▶ Exercise task
Set all the material down again unchanged, without the pictures.

▶ Dataset records
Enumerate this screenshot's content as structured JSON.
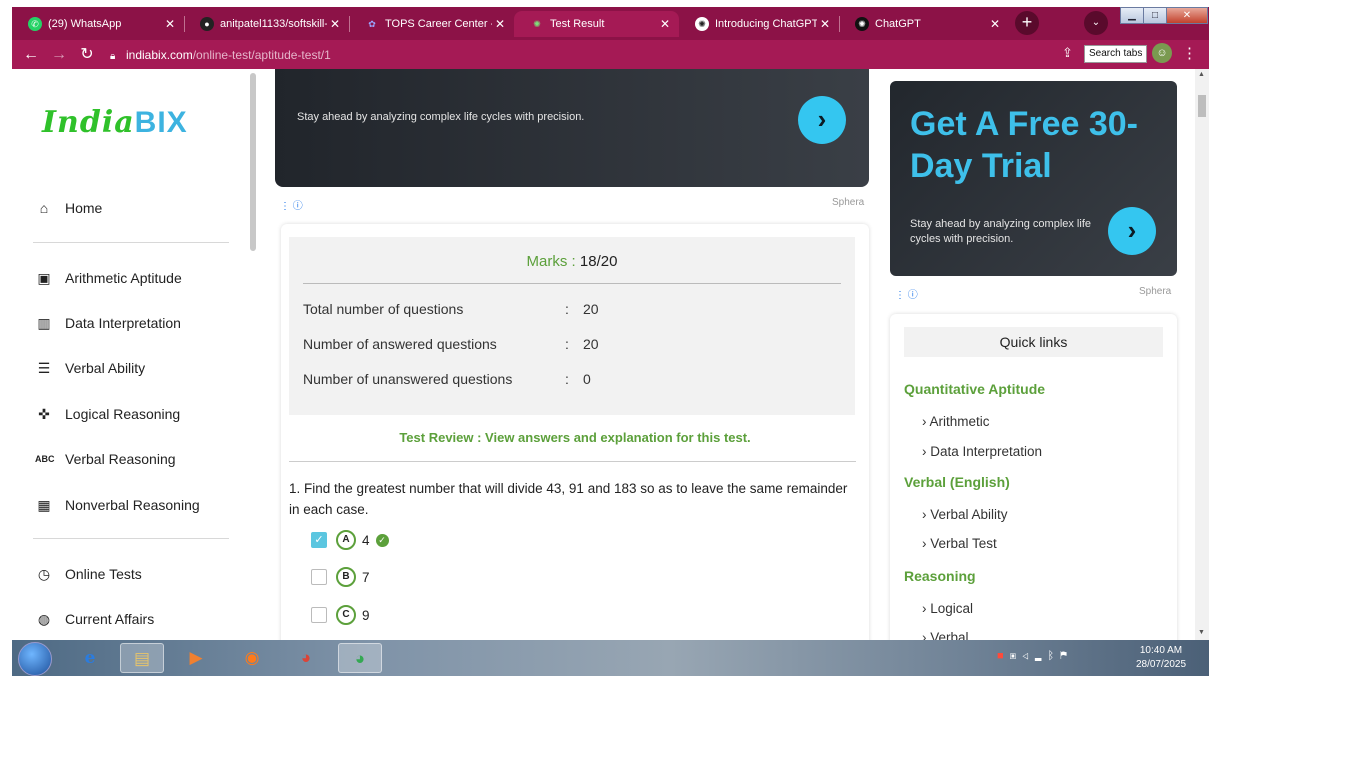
{
  "browser": {
    "tabs": [
      {
        "title": "(29) WhatsApp",
        "icon": "whatsapp-icon",
        "color": "#25d366"
      },
      {
        "title": "anitpatel1133/softskill-",
        "icon": "github-icon",
        "color": "#222222"
      },
      {
        "title": "TOPS Career Center - W",
        "icon": "tops-icon",
        "color": "#5b6bd6"
      },
      {
        "title": "Test Result",
        "icon": "indiabix-icon",
        "color": "#3db3e0",
        "active": true
      },
      {
        "title": "Introducing ChatGPT | C",
        "icon": "openai-icon",
        "color": "#ffffff"
      },
      {
        "title": "ChatGPT",
        "icon": "chatgpt-icon",
        "color": "#111111"
      }
    ],
    "new_tab": "+",
    "tab_search": "⌄",
    "url_host": "indiabix.com",
    "url_path": "/online-test/aptitude-test/1",
    "search_tabs": "Search tabs",
    "accent": "#8c1247"
  },
  "sidebar": {
    "logo_part1": "IndiaBIX",
    "home": "Home",
    "items": [
      {
        "label": "Arithmetic Aptitude",
        "icon": "calculator-icon"
      },
      {
        "label": "Data Interpretation",
        "icon": "bar-chart-icon"
      },
      {
        "label": "Verbal Ability",
        "icon": "document-check-icon"
      },
      {
        "label": "Logical Reasoning",
        "icon": "puzzle-icon"
      },
      {
        "label": "Verbal Reasoning",
        "icon": "abc-icon"
      },
      {
        "label": "Nonverbal Reasoning",
        "icon": "grid-icon"
      }
    ],
    "online_tests": "Online Tests",
    "current_affairs": "Current Affairs"
  },
  "ad_top": {
    "text": "Stay ahead by analyzing complex life cycles with precision.",
    "brand": "Sphera"
  },
  "result": {
    "marks_label": "Marks :",
    "marks_value": "18/20",
    "stats": [
      {
        "label": "Total number of questions",
        "sep": ":",
        "value": "20"
      },
      {
        "label": "Number of answered questions",
        "sep": ":",
        "value": "20"
      },
      {
        "label": "Number of unanswered questions",
        "sep": ":",
        "value": "0"
      }
    ],
    "review": "Test Review : View answers and explanation for this test.",
    "question_number": "1.",
    "question": "Find the greatest number that will divide 43, 91 and 183 so as to leave the same remainder in each case.",
    "options": [
      {
        "letter": "A",
        "text": "4",
        "checked": true,
        "correct": true
      },
      {
        "letter": "B",
        "text": "7",
        "checked": false,
        "correct": false
      },
      {
        "letter": "C",
        "text": "9",
        "checked": false,
        "correct": false
      }
    ]
  },
  "ad_right": {
    "headline": "Get A Free 30-Day Trial",
    "text": "Stay ahead by analyzing complex life cycles with precision.",
    "brand": "Sphera"
  },
  "quick_links": {
    "title": "Quick links",
    "sections": [
      {
        "title": "Quantitative Aptitude",
        "links": [
          "Arithmetic",
          "Data Interpretation"
        ]
      },
      {
        "title": "Verbal (English)",
        "links": [
          "Verbal Ability",
          "Verbal Test"
        ]
      },
      {
        "title": "Reasoning",
        "links": [
          "Logical",
          "Verbal"
        ]
      }
    ]
  },
  "taskbar": {
    "time": "10:40 AM",
    "date": "28/07/2025"
  }
}
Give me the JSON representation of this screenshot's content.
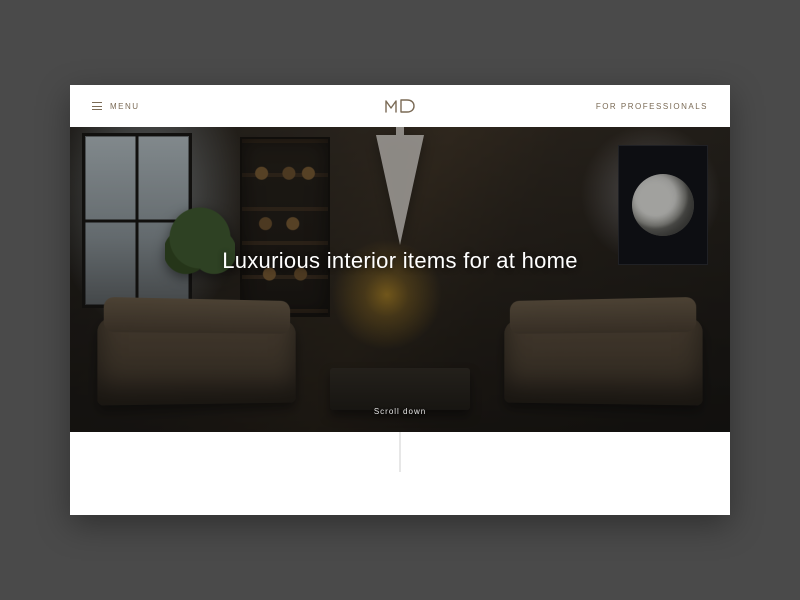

▶ The completed task
Enumerate this screenshot's content as structured JSON.
{
  "browser": {
    "tabs": [
      {
        "title": "(29) WhatsApp",
        "icon": "whatsapp-icon",
        "color": "#25d366"
      },
      {
        "title": "anitpatel1133/softskill-",
        "icon": "github-icon",
        "color": "#222222"
      },
      {
        "title": "TOPS Career Center - W",
        "icon": "tops-icon",
        "color": "#5b6bd6"
      },
      {
        "title": "Test Result",
        "icon": "indiabix-icon",
        "color": "#3db3e0",
        "active": true
      },
      {
        "title": "Introducing ChatGPT | C",
        "icon": "openai-icon",
        "color": "#ffffff"
      },
      {
        "title": "ChatGPT",
        "icon": "chatgpt-icon",
        "color": "#111111"
      }
    ],
    "new_tab": "+",
    "tab_search": "⌄",
    "url_host": "indiabix.com",
    "url_path": "/online-test/aptitude-test/1",
    "search_tabs": "Search tabs",
    "accent": "#8c1247"
  },
  "sidebar": {
    "logo_part1": "IndiaBIX",
    "home": "Home",
    "items": [
      {
        "label": "Arithmetic Aptitude",
        "icon": "calculator-icon"
      },
      {
        "label": "Data Interpretation",
        "icon": "bar-chart-icon"
      },
      {
        "label": "Verbal Ability",
        "icon": "document-check-icon"
      },
      {
        "label": "Logical Reasoning",
        "icon": "puzzle-icon"
      },
      {
        "label": "Verbal Reasoning",
        "icon": "abc-icon"
      },
      {
        "label": "Nonverbal Reasoning",
        "icon": "grid-icon"
      }
    ],
    "online_tests": "Online Tests",
    "current_affairs": "Current Affairs"
  },
  "ad_top": {
    "text": "Stay ahead by analyzing complex life cycles with precision.",
    "brand": "Sphera"
  },
  "result": {
    "marks_label": "Marks :",
    "marks_value": "18/20",
    "stats": [
      {
        "label": "Total number of questions",
        "sep": ":",
        "value": "20"
      },
      {
        "label": "Number of answered questions",
        "sep": ":",
        "value": "20"
      },
      {
        "label": "Number of unanswered questions",
        "sep": ":",
        "value": "0"
      }
    ],
    "review": "Test Review : View answers and explanation for this test.",
    "question_number": "1.",
    "question": "Find the greatest number that will divide 43, 91 and 183 so as to leave the same remainder in each case.",
    "options": [
      {
        "letter": "A",
        "text": "4",
        "checked": true,
        "correct": true
      },
      {
        "letter": "B",
        "text": "7",
        "checked": false,
        "correct": false
      },
      {
        "letter": "C",
        "text": "9",
        "checked": false,
        "correct": false
      }
    ]
  },
  "ad_right": {
    "headline": "Get A Free 30-Day Trial",
    "text": "Stay ahead by analyzing complex life cycles with precision.",
    "brand": "Sphera"
  },
  "quick_links": {
    "title": "Quick links",
    "sections": [
      {
        "title": "Quantitative Aptitude",
        "links": [
          "Arithmetic",
          "Data Interpretation"
        ]
      },
      {
        "title": "Verbal (English)",
        "links": [
          "Verbal Ability",
          "Verbal Test"
        ]
      },
      {
        "title": "Reasoning",
        "links": [
          "Logical",
          "Verbal"
        ]
      }
    ]
  },
  "taskbar": {
    "time": "10:40 AM",
    "date": "28/07/2025"
  }
}
Give me the JSON representation of this screenshot's content.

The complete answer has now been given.